Task requirements: Every line below that mentions the word "Millions" should be copied out.

BEGIN Data entries

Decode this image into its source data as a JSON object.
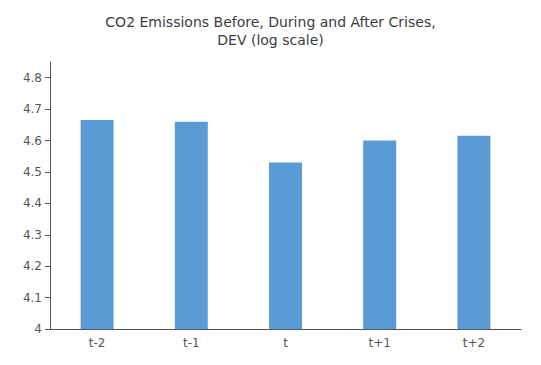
{
  "chart_data": {
    "type": "bar",
    "title": "CO2 Emissions Before, During and After Crises,\nDEV (log scale)",
    "categories": [
      "t-2",
      "t-1",
      "t",
      "t+1",
      "t+2"
    ],
    "values": [
      4.665,
      4.66,
      4.53,
      4.6,
      4.615
    ],
    "color": "#5B9BD5",
    "ylim": [
      4.0,
      4.85
    ],
    "yticks": [
      4.0,
      4.1,
      4.2,
      4.3,
      4.4,
      4.5,
      4.6,
      4.7,
      4.8
    ],
    "grid": false
  }
}
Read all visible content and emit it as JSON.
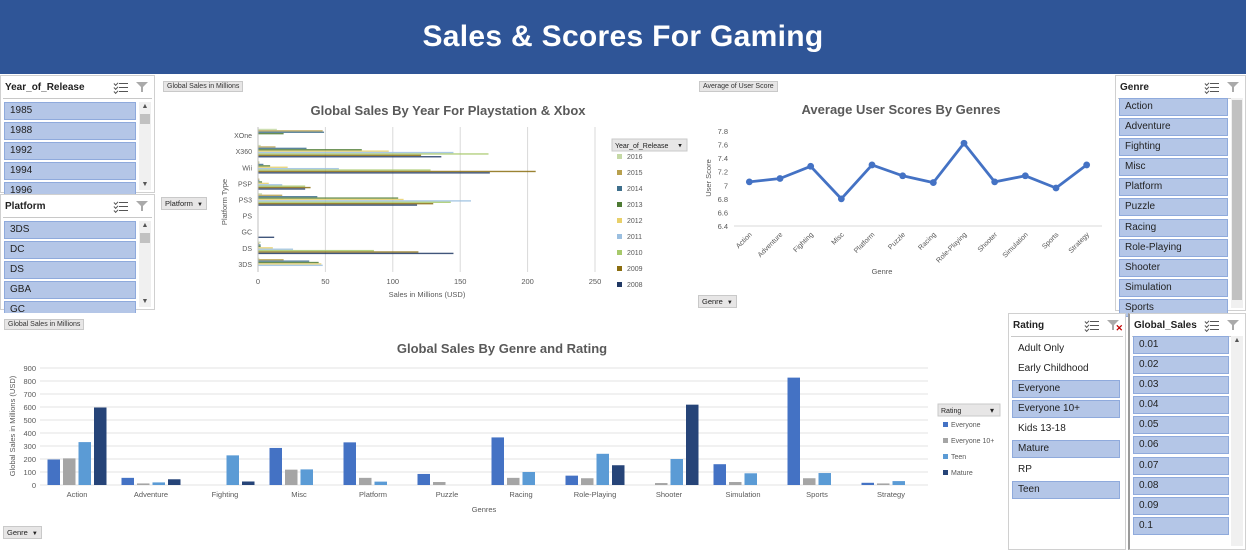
{
  "banner": {
    "title": "Sales & Scores For Gaming"
  },
  "slicers": {
    "year": {
      "title": "Year_of_Release",
      "items": [
        "1985",
        "1988",
        "1992",
        "1994",
        "1996"
      ]
    },
    "platform": {
      "title": "Platform",
      "items": [
        "3DS",
        "DC",
        "DS",
        "GBA",
        "GC"
      ]
    },
    "genre": {
      "title": "Genre",
      "items": [
        "Action",
        "Adventure",
        "Fighting",
        "Misc",
        "Platform",
        "Puzzle",
        "Racing",
        "Role-Playing",
        "Shooter",
        "Simulation",
        "Sports"
      ]
    },
    "rating": {
      "title": "Rating",
      "items": [
        {
          "label": "Adult Only",
          "selected": false
        },
        {
          "label": "Early Childhood",
          "selected": false
        },
        {
          "label": "Everyone",
          "selected": true
        },
        {
          "label": "Everyone 10+",
          "selected": true
        },
        {
          "label": "Kids 13-18",
          "selected": false
        },
        {
          "label": "Mature",
          "selected": true
        },
        {
          "label": "RP",
          "selected": false
        },
        {
          "label": "Teen",
          "selected": true
        }
      ]
    },
    "global_sales": {
      "title": "Global_Sales",
      "items": [
        "0.01",
        "0.02",
        "0.03",
        "0.04",
        "0.05",
        "0.06",
        "0.07",
        "0.08",
        "0.09",
        "0.1"
      ]
    }
  },
  "colors": {
    "banner": "#2f5597",
    "slicer_selected": "#b4c6e7",
    "everyone": "#4472c4",
    "everyone10": "#a5a5a5",
    "teen": "#5b9bd5",
    "mature": "#264478",
    "line": "#4472c4"
  },
  "chart_data": [
    {
      "id": "sales_year",
      "type": "bar",
      "orientation": "horizontal",
      "field_tag": "Global Sales in Millions",
      "filter_button": "Platform",
      "title": "Global Sales By Year For Playstation & Xbox",
      "xlabel": "Sales in Millions (USD)",
      "ylabel": "Platform Type",
      "xlim": [
        0,
        250
      ],
      "xticks": [
        0,
        50,
        100,
        150,
        200,
        250
      ],
      "categories": [
        "3DS",
        "DS",
        "GC",
        "PS",
        "PS3",
        "PSP",
        "Wii",
        "X360",
        "XOne"
      ],
      "legend_title": "Year_of_Release",
      "series": [
        {
          "name": "2016",
          "color": "#c5d9a6",
          "values": [
            1,
            2,
            0,
            0,
            3,
            0,
            1,
            2,
            14
          ]
        },
        {
          "name": "2015",
          "color": "#b8a04e",
          "values": [
            19,
            1,
            0,
            0,
            18,
            1,
            1,
            13,
            48
          ]
        },
        {
          "name": "2014",
          "color": "#3e6f8c",
          "values": [
            38,
            2,
            0,
            0,
            44,
            1,
            4,
            36,
            49
          ]
        },
        {
          "name": "2013",
          "color": "#4d7a33",
          "values": [
            45,
            2,
            0,
            0,
            104,
            3,
            9,
            77,
            19
          ]
        },
        {
          "name": "2012",
          "color": "#e8d06a",
          "values": [
            47,
            11,
            0,
            0,
            108,
            8,
            22,
            97,
            0
          ]
        },
        {
          "name": "2011",
          "color": "#9bbfe0",
          "values": [
            48,
            26,
            0,
            0,
            158,
            18,
            60,
            145,
            0
          ]
        },
        {
          "name": "2010",
          "color": "#a7c96b",
          "values": [
            0,
            86,
            0,
            0,
            143,
            35,
            128,
            171,
            0
          ]
        },
        {
          "name": "2009",
          "color": "#8a6d0f",
          "values": [
            0,
            119,
            0,
            0,
            130,
            39,
            206,
            121,
            0
          ]
        },
        {
          "name": "2008",
          "color": "#203864",
          "values": [
            0,
            145,
            12,
            0,
            118,
            35,
            172,
            136,
            0
          ]
        }
      ]
    },
    {
      "id": "user_scores",
      "type": "line",
      "field_tag": "Average of User Score",
      "filter_button": "Genre",
      "title": "Average User Scores By Genres",
      "xlabel": "Genre",
      "ylabel": "User Score",
      "ylim": [
        6.4,
        7.8
      ],
      "yticks": [
        6.4,
        6.6,
        6.8,
        7,
        7.2,
        7.4,
        7.6,
        7.8
      ],
      "categories": [
        "Action",
        "Adventure",
        "Fighting",
        "Misc",
        "Platform",
        "Puzzle",
        "Racing",
        "Role-Playing",
        "Shooter",
        "Simulation",
        "Sports",
        "Strategy"
      ],
      "values": [
        7.05,
        7.1,
        7.28,
        6.8,
        7.3,
        7.14,
        7.04,
        7.62,
        7.05,
        7.14,
        6.96,
        7.3
      ]
    },
    {
      "id": "genre_rating",
      "type": "bar",
      "field_tag": "Global Sales in Millions",
      "filter_button": "Genre",
      "title": "Global Sales By Genre and Rating",
      "xlabel": "Genres",
      "ylabel": "Global Sales in Millions (USD)",
      "ylim": [
        0,
        900
      ],
      "yticks": [
        0,
        100,
        200,
        300,
        400,
        500,
        600,
        700,
        800,
        900
      ],
      "categories": [
        "Action",
        "Adventure",
        "Fighting",
        "Misc",
        "Platform",
        "Puzzle",
        "Racing",
        "Role-Playing",
        "Shooter",
        "Simulation",
        "Sports",
        "Strategy"
      ],
      "legend_title": "Rating",
      "series": [
        {
          "name": "Everyone",
          "color": "#4472c4",
          "values": [
            196,
            55,
            0,
            285,
            328,
            85,
            366,
            72,
            0,
            160,
            826,
            17
          ]
        },
        {
          "name": "Everyone 10+",
          "color": "#a5a5a5",
          "values": [
            205,
            12,
            0,
            118,
            55,
            23,
            55,
            52,
            15,
            23,
            52,
            12
          ]
        },
        {
          "name": "Teen",
          "color": "#5b9bd5",
          "values": [
            330,
            20,
            228,
            120,
            26,
            0,
            100,
            240,
            200,
            90,
            92,
            30
          ]
        },
        {
          "name": "Mature",
          "color": "#264478",
          "values": [
            596,
            44,
            27,
            0,
            0,
            0,
            0,
            152,
            618,
            0,
            0,
            0
          ]
        }
      ]
    }
  ]
}
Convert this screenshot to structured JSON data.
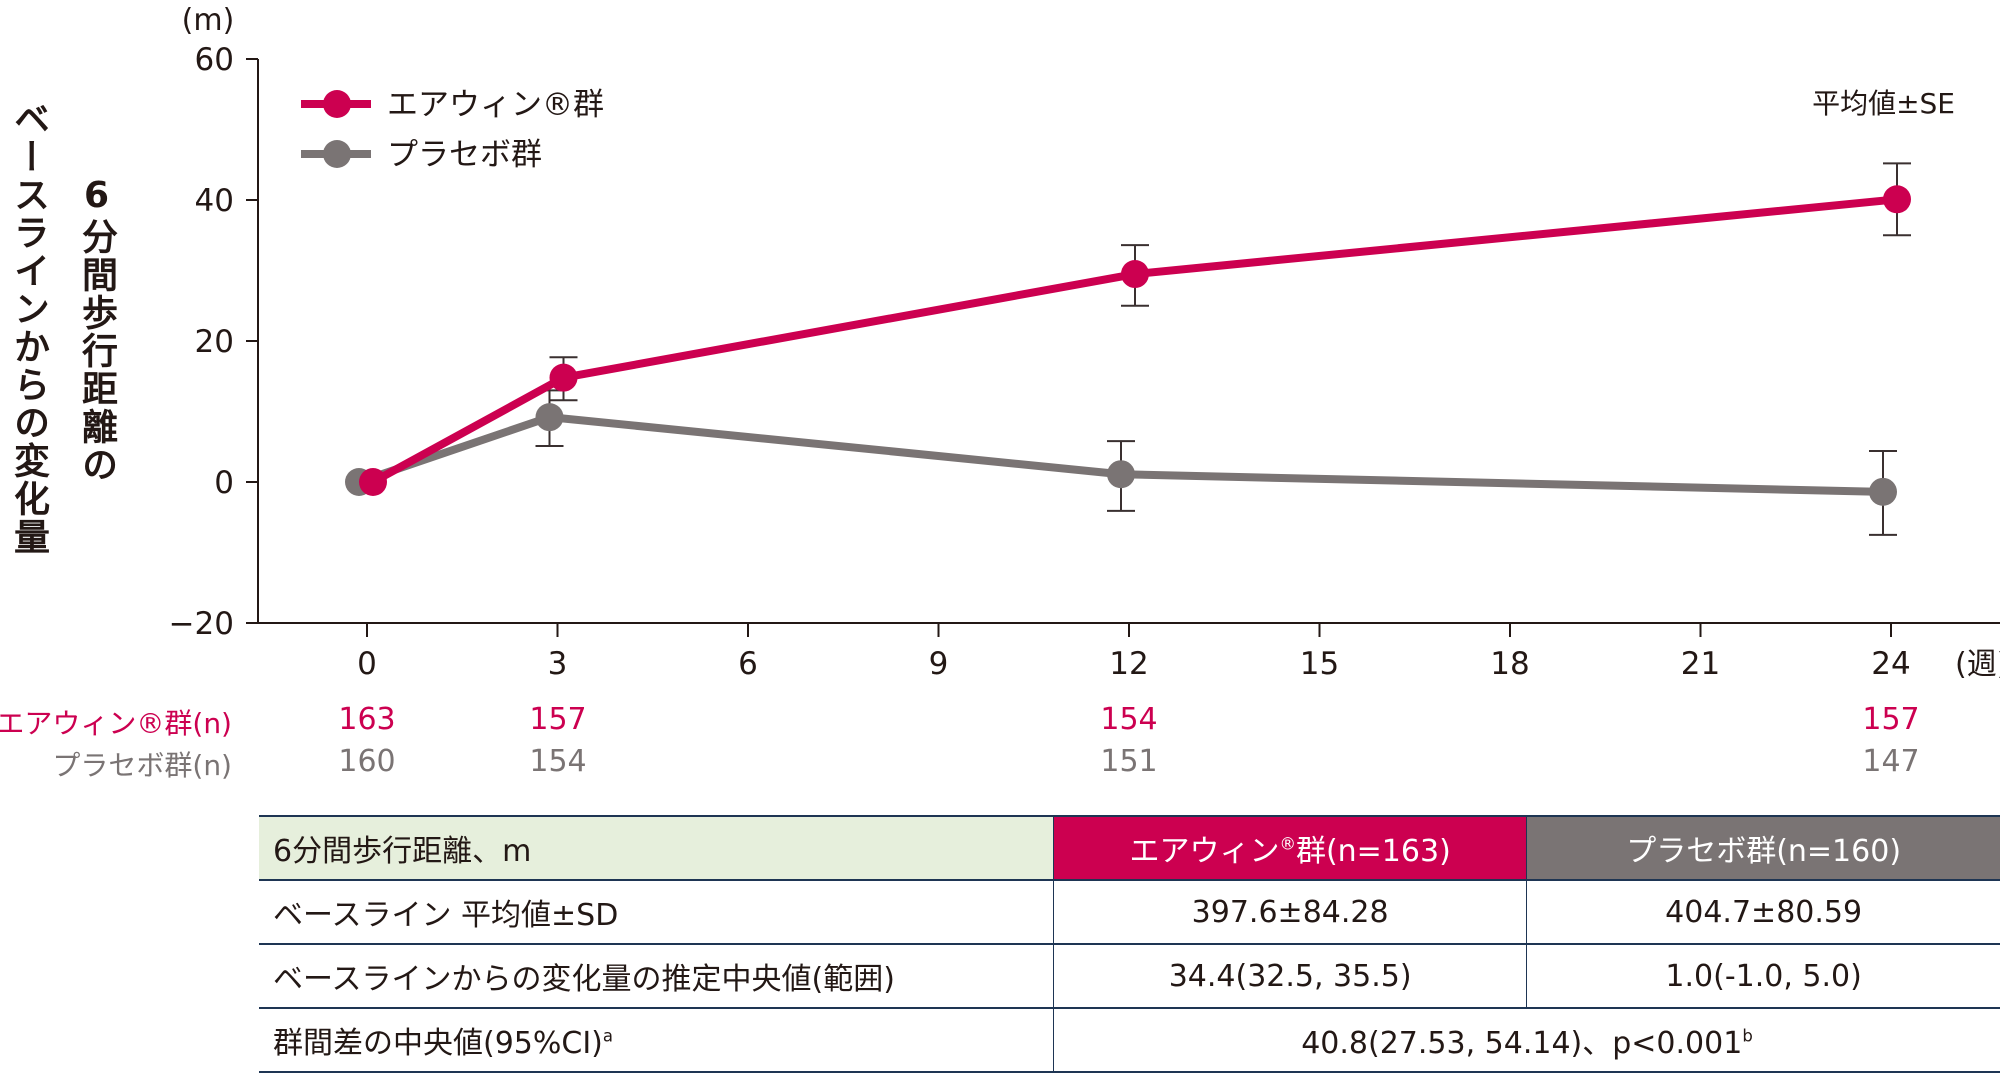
{
  "chart_data": {
    "type": "line",
    "title": "",
    "ylabel": "6分間歩行距離のベースラインからの変化量",
    "yunit": "(m)",
    "xlabel": "(週)",
    "ylim": [
      -20,
      60
    ],
    "yticks": [
      -20,
      0,
      20,
      40,
      60
    ],
    "xlim": [
      -2,
      26
    ],
    "xticks": [
      0,
      3,
      6,
      9,
      12,
      15,
      18,
      21,
      24
    ],
    "grid": false,
    "legend_position": "top-left",
    "annotation": "平均値±SE",
    "x": [
      0,
      3,
      12,
      24
    ],
    "series": [
      {
        "name": "エアウィン®群",
        "color": "#cc0050",
        "values": [
          0,
          14.8,
          29.5,
          40.1
        ],
        "se_upper": [
          0,
          17.7,
          33.6,
          45.2
        ],
        "se_lower": [
          0,
          11.6,
          25.0,
          35.0
        ],
        "n": [
          163,
          157,
          154,
          157
        ]
      },
      {
        "name": "プラセボ群",
        "color": "#7a7474",
        "values": [
          0,
          9.2,
          1.1,
          -1.4
        ],
        "se_upper": [
          0,
          13.0,
          5.8,
          4.4
        ],
        "se_lower": [
          0,
          5.1,
          -4.1,
          -7.5
        ],
        "n": [
          160,
          154,
          151,
          147
        ]
      }
    ]
  },
  "axis": {
    "y_title_line1": "ベースラインからの変化量",
    "y_title_line2": "6分間歩行距離の",
    "y_unit": "(m)",
    "x_unit": "(週)",
    "se_note": "平均値±SE",
    "y_ticks": [
      "60",
      "40",
      "20",
      "0",
      "−20"
    ],
    "x_ticks": [
      "0",
      "3",
      "6",
      "9",
      "12",
      "15",
      "18",
      "21",
      "24"
    ]
  },
  "legend": {
    "red_label": "エアウィン®群",
    "gray_label": "プラセボ群"
  },
  "n_rows": {
    "red_label": "エアウィン®群(n)",
    "gray_label": "プラセボ群(n)",
    "red_values": [
      "163",
      "157",
      "154",
      "157"
    ],
    "gray_values": [
      "160",
      "154",
      "151",
      "147"
    ]
  },
  "table": {
    "header": {
      "label": "6分間歩行距離、m",
      "red_group": "エアウィン",
      "red_group_sup": "®",
      "red_group_suffix": "群(n=163)",
      "gray_group": "プラセボ群(n=160)"
    },
    "rows": [
      {
        "label": "ベースライン 平均値±SD",
        "red": "397.6±84.28",
        "gray": "404.7±80.59"
      },
      {
        "label": "ベースラインからの変化量の推定中央値(範囲)",
        "red": "34.4(32.5, 35.5)",
        "gray": "1.0(-1.0, 5.0)"
      }
    ],
    "diff_row": {
      "label": "群間差の中央値(95%CI)",
      "label_sup": "a",
      "value": "40.8(27.53, 54.14)、p<0.001",
      "value_sup": "b"
    }
  },
  "colors": {
    "red": "#cc0050",
    "gray": "#7a7474",
    "header_bg": "#e6efdc",
    "border": "#1e3553"
  }
}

END Data entries

Completed exercise:
      "field_tag": "Global Sales in Millions",
      "xlabel": "Sales in Millions (USD)",
      "field_tag": "Global Sales in Millions",
      "ylabel": "Global Sales in Millions (USD)",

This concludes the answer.